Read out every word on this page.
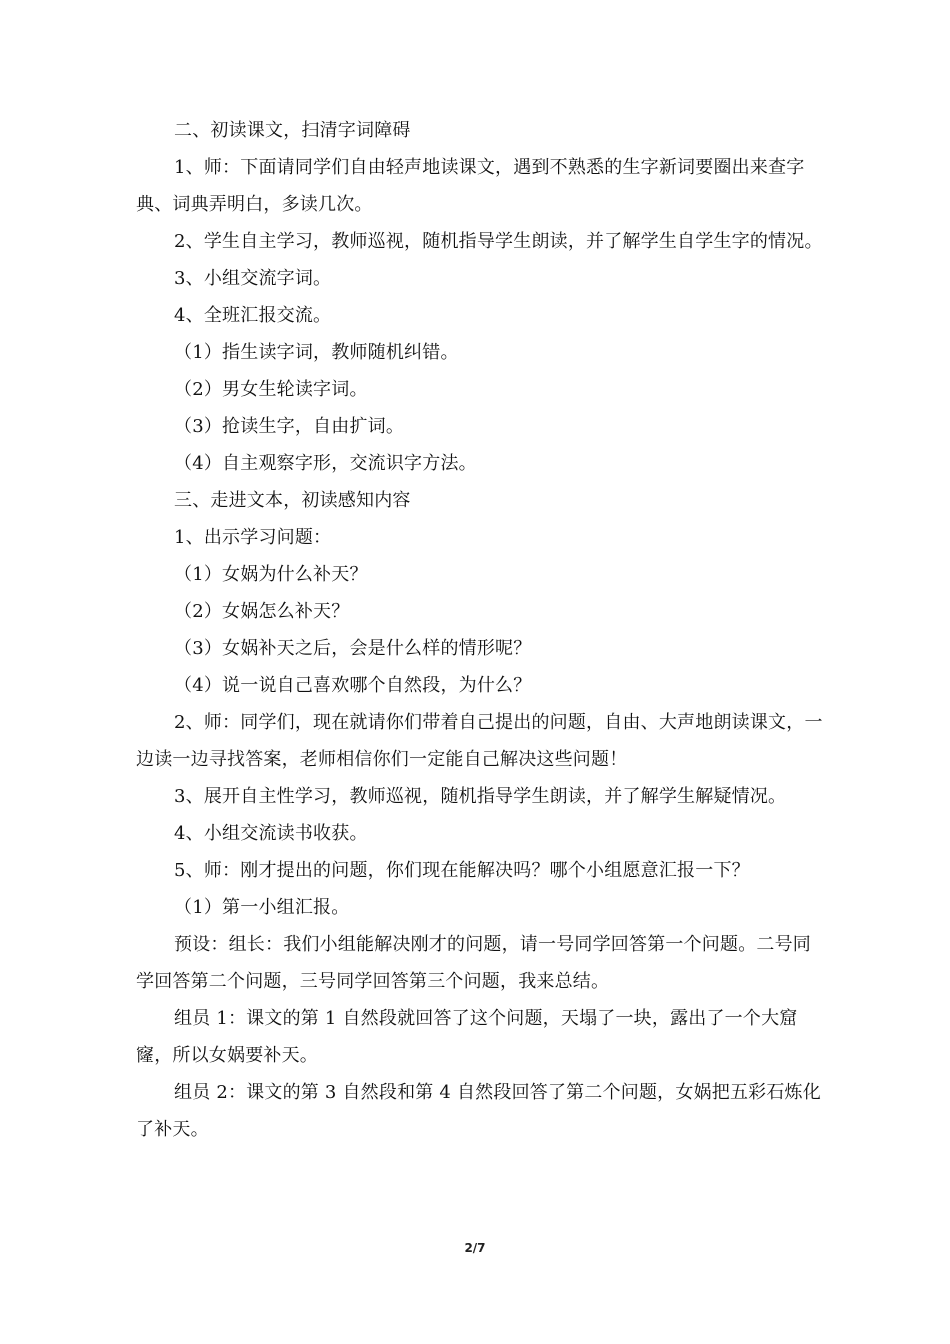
二、初读课文，扫清字词障碍

1、师：下面请同学们自由轻声地读课文，遇到不熟悉的生字新词要圈出来查字典、词典弄明白，多读几次。

2、学生自主学习，教师巡视，随机指导学生朗读，并了解学生自学生字的情况。

3、小组交流字词。

4、全班汇报交流。

（1）指生读字词，教师随机纠错。

（2）男女生轮读字词。

（3）抢读生字，自由扩词。

（4）自主观察字形，交流识字方法。

三、走进文本，初读感知内容

1、出示学习问题：

（1）女娲为什么补天？

（2）女娲怎么补天？

（3）女娲补天之后，会是什么样的情形呢？

（4）说一说自己喜欢哪个自然段，为什么？

2、师：同学们，现在就请你们带着自己提出的问题，自由、大声地朗读课文，一边读一边寻找答案，老师相信你们一定能自己解决这些问题！

3、展开自主性学习，教师巡视，随机指导学生朗读，并了解学生解疑情况。

4、小组交流读书收获。

5、师：刚才提出的问题，你们现在能解决吗？哪个小组愿意汇报一下？

（1）第一小组汇报。

预设：组长：我们小组能解决刚才的问题，请一号同学回答第一个问题。二号同学回答第二个问题，三号同学回答第三个问题，我来总结。

组员 1：课文的第 1 自然段就回答了这个问题，天塌了一块，露出了一个大窟窿，所以女娲要补天。

组员 2：课文的第 3 自然段和第 4 自然段回答了第二个问题，女娲把五彩石炼化了补天。

2/7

_Instruction_
Repeat the data exactly in full, omitting its pictures.

_Task result_
Read out every word on this page.
二、初读课文，扫清字词障碍

1、师：下面请同学们自由轻声地读课文，遇到不熟悉的生字新词要圈出来查字典、词典弄明白，多读几次。

2、学生自主学习，教师巡视，随机指导学生朗读，并了解学生自学生字的情况。

3、小组交流字词。

4、全班汇报交流。

（1）指生读字词，教师随机纠错。

（2）男女生轮读字词。

（3）抢读生字，自由扩词。

（4）自主观察字形，交流识字方法。

三、走进文本，初读感知内容

1、出示学习问题：

（1）女娲为什么补天？

（2）女娲怎么补天？

（3）女娲补天之后，会是什么样的情形呢？

（4）说一说自己喜欢哪个自然段，为什么？

2、师：同学们，现在就请你们带着自己提出的问题，自由、大声地朗读课文，一边读一边寻找答案，老师相信你们一定能自己解决这些问题！

3、展开自主性学习，教师巡视，随机指导学生朗读，并了解学生解疑情况。

4、小组交流读书收获。

5、师：刚才提出的问题，你们现在能解决吗？哪个小组愿意汇报一下？

（1）第一小组汇报。

预设：组长：我们小组能解决刚才的问题，请一号同学回答第一个问题。二号同学回答第二个问题，三号同学回答第三个问题，我来总结。

组员 1：课文的第 1 自然段就回答了这个问题，天塌了一块，露出了一个大窟窿，所以女娲要补天。

组员 2：课文的第 3 自然段和第 4 自然段回答了第二个问题，女娲把五彩石炼化了补天。

2/7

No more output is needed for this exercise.